▶ _SUPPLIED INFORMATION_:
=-=-=
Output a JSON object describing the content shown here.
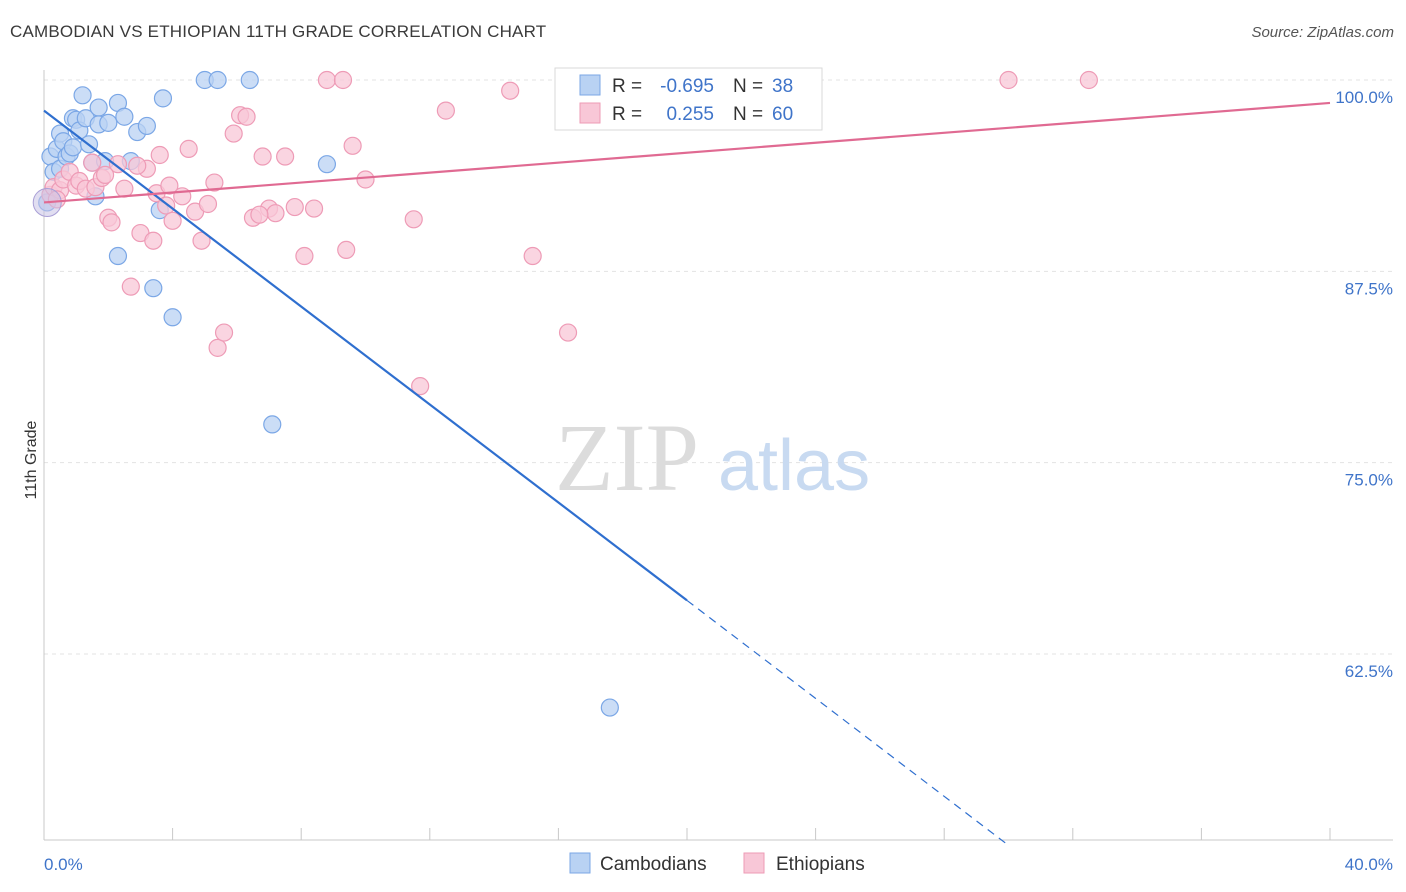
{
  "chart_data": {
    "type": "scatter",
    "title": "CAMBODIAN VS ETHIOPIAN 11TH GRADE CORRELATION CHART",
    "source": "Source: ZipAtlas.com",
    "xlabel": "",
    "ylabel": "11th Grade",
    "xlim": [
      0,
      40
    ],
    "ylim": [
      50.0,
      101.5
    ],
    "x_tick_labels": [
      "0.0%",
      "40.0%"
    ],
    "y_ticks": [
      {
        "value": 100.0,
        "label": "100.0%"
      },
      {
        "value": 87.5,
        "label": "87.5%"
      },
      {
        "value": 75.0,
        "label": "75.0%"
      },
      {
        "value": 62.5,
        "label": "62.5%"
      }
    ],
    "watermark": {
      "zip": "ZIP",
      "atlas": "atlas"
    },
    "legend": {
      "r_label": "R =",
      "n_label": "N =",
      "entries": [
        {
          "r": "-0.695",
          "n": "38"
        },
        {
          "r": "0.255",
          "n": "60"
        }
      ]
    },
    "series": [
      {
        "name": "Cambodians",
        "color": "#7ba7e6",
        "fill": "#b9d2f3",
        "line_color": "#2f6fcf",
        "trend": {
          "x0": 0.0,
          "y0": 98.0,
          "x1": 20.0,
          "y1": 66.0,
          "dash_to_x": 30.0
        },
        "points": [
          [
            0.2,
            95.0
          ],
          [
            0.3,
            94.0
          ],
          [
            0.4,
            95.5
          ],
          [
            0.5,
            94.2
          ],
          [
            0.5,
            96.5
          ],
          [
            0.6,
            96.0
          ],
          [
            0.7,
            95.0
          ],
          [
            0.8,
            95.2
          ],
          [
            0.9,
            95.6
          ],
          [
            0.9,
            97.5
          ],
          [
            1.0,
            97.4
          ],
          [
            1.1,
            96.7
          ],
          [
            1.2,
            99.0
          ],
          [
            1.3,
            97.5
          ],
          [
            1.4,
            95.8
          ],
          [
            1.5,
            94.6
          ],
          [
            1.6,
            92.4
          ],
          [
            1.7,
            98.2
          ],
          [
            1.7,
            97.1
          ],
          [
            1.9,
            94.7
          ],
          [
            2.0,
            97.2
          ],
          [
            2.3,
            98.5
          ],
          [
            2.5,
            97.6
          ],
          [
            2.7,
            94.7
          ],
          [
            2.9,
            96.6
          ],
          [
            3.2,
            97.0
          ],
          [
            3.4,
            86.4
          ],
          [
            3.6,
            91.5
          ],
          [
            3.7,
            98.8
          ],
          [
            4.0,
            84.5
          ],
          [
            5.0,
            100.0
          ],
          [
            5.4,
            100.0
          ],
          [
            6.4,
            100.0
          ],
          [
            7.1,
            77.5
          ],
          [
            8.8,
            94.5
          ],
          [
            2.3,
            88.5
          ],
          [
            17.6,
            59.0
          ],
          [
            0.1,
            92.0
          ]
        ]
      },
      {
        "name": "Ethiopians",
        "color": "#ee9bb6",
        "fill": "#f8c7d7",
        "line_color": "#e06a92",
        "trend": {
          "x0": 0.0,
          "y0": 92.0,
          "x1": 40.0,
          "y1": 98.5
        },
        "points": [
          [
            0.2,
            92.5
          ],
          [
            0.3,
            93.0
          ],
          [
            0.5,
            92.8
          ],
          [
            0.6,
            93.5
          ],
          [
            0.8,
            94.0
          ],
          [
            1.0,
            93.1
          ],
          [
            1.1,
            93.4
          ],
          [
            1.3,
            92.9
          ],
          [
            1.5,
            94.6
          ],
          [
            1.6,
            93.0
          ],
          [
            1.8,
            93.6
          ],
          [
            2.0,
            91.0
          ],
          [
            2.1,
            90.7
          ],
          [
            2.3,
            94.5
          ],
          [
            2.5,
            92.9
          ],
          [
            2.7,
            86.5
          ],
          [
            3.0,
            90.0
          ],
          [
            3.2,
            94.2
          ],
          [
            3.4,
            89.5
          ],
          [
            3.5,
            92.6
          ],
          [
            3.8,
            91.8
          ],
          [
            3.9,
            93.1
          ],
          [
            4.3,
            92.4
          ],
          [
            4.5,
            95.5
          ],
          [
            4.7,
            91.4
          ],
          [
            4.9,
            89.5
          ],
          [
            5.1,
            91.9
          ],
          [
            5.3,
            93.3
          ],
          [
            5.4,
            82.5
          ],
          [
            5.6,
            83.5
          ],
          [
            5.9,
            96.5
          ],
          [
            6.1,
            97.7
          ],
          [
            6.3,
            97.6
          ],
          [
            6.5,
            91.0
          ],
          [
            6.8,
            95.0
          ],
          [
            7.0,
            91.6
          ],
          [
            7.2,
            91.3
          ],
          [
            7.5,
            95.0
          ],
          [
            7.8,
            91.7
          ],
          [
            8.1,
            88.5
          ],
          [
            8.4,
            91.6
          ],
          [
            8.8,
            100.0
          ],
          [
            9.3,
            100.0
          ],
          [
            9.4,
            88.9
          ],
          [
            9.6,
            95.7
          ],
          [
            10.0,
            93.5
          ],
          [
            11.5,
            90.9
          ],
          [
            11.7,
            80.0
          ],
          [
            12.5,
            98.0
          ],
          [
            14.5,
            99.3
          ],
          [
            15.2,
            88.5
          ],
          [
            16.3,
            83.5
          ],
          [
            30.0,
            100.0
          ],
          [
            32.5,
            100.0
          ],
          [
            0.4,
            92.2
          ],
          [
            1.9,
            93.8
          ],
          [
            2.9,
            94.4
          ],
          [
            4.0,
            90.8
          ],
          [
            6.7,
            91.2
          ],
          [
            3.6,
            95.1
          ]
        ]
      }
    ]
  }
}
=-=-=
Without the pictures, return the entries exactly as they appear.

▶ _FINISHED EXERCISE_:
Output a JSON object describing the content shown here.
{
  "chart_data": {
    "type": "scatter",
    "title": "CAMBODIAN VS ETHIOPIAN 11TH GRADE CORRELATION CHART",
    "source": "Source: ZipAtlas.com",
    "xlabel": "",
    "ylabel": "11th Grade",
    "xlim": [
      0,
      40
    ],
    "ylim": [
      50.0,
      101.5
    ],
    "x_tick_labels": [
      "0.0%",
      "40.0%"
    ],
    "y_ticks": [
      {
        "value": 100.0,
        "label": "100.0%"
      },
      {
        "value": 87.5,
        "label": "87.5%"
      },
      {
        "value": 75.0,
        "label": "75.0%"
      },
      {
        "value": 62.5,
        "label": "62.5%"
      }
    ],
    "watermark": {
      "zip": "ZIP",
      "atlas": "atlas"
    },
    "legend": {
      "r_label": "R =",
      "n_label": "N =",
      "entries": [
        {
          "r": "-0.695",
          "n": "38"
        },
        {
          "r": "0.255",
          "n": "60"
        }
      ]
    },
    "series": [
      {
        "name": "Cambodians",
        "color": "#7ba7e6",
        "fill": "#b9d2f3",
        "line_color": "#2f6fcf",
        "trend": {
          "x0": 0.0,
          "y0": 98.0,
          "x1": 20.0,
          "y1": 66.0,
          "dash_to_x": 30.0
        },
        "points": [
          [
            0.2,
            95.0
          ],
          [
            0.3,
            94.0
          ],
          [
            0.4,
            95.5
          ],
          [
            0.5,
            94.2
          ],
          [
            0.5,
            96.5
          ],
          [
            0.6,
            96.0
          ],
          [
            0.7,
            95.0
          ],
          [
            0.8,
            95.2
          ],
          [
            0.9,
            95.6
          ],
          [
            0.9,
            97.5
          ],
          [
            1.0,
            97.4
          ],
          [
            1.1,
            96.7
          ],
          [
            1.2,
            99.0
          ],
          [
            1.3,
            97.5
          ],
          [
            1.4,
            95.8
          ],
          [
            1.5,
            94.6
          ],
          [
            1.6,
            92.4
          ],
          [
            1.7,
            98.2
          ],
          [
            1.7,
            97.1
          ],
          [
            1.9,
            94.7
          ],
          [
            2.0,
            97.2
          ],
          [
            2.3,
            98.5
          ],
          [
            2.5,
            97.6
          ],
          [
            2.7,
            94.7
          ],
          [
            2.9,
            96.6
          ],
          [
            3.2,
            97.0
          ],
          [
            3.4,
            86.4
          ],
          [
            3.6,
            91.5
          ],
          [
            3.7,
            98.8
          ],
          [
            4.0,
            84.5
          ],
          [
            5.0,
            100.0
          ],
          [
            5.4,
            100.0
          ],
          [
            6.4,
            100.0
          ],
          [
            7.1,
            77.5
          ],
          [
            8.8,
            94.5
          ],
          [
            2.3,
            88.5
          ],
          [
            17.6,
            59.0
          ],
          [
            0.1,
            92.0
          ]
        ]
      },
      {
        "name": "Ethiopians",
        "color": "#ee9bb6",
        "fill": "#f8c7d7",
        "line_color": "#e06a92",
        "trend": {
          "x0": 0.0,
          "y0": 92.0,
          "x1": 40.0,
          "y1": 98.5
        },
        "points": [
          [
            0.2,
            92.5
          ],
          [
            0.3,
            93.0
          ],
          [
            0.5,
            92.8
          ],
          [
            0.6,
            93.5
          ],
          [
            0.8,
            94.0
          ],
          [
            1.0,
            93.1
          ],
          [
            1.1,
            93.4
          ],
          [
            1.3,
            92.9
          ],
          [
            1.5,
            94.6
          ],
          [
            1.6,
            93.0
          ],
          [
            1.8,
            93.6
          ],
          [
            2.0,
            91.0
          ],
          [
            2.1,
            90.7
          ],
          [
            2.3,
            94.5
          ],
          [
            2.5,
            92.9
          ],
          [
            2.7,
            86.5
          ],
          [
            3.0,
            90.0
          ],
          [
            3.2,
            94.2
          ],
          [
            3.4,
            89.5
          ],
          [
            3.5,
            92.6
          ],
          [
            3.8,
            91.8
          ],
          [
            3.9,
            93.1
          ],
          [
            4.3,
            92.4
          ],
          [
            4.5,
            95.5
          ],
          [
            4.7,
            91.4
          ],
          [
            4.9,
            89.5
          ],
          [
            5.1,
            91.9
          ],
          [
            5.3,
            93.3
          ],
          [
            5.4,
            82.5
          ],
          [
            5.6,
            83.5
          ],
          [
            5.9,
            96.5
          ],
          [
            6.1,
            97.7
          ],
          [
            6.3,
            97.6
          ],
          [
            6.5,
            91.0
          ],
          [
            6.8,
            95.0
          ],
          [
            7.0,
            91.6
          ],
          [
            7.2,
            91.3
          ],
          [
            7.5,
            95.0
          ],
          [
            7.8,
            91.7
          ],
          [
            8.1,
            88.5
          ],
          [
            8.4,
            91.6
          ],
          [
            8.8,
            100.0
          ],
          [
            9.3,
            100.0
          ],
          [
            9.4,
            88.9
          ],
          [
            9.6,
            95.7
          ],
          [
            10.0,
            93.5
          ],
          [
            11.5,
            90.9
          ],
          [
            11.7,
            80.0
          ],
          [
            12.5,
            98.0
          ],
          [
            14.5,
            99.3
          ],
          [
            15.2,
            88.5
          ],
          [
            16.3,
            83.5
          ],
          [
            30.0,
            100.0
          ],
          [
            32.5,
            100.0
          ],
          [
            0.4,
            92.2
          ],
          [
            1.9,
            93.8
          ],
          [
            2.9,
            94.4
          ],
          [
            4.0,
            90.8
          ],
          [
            6.7,
            91.2
          ],
          [
            3.6,
            95.1
          ]
        ]
      }
    ]
  }
}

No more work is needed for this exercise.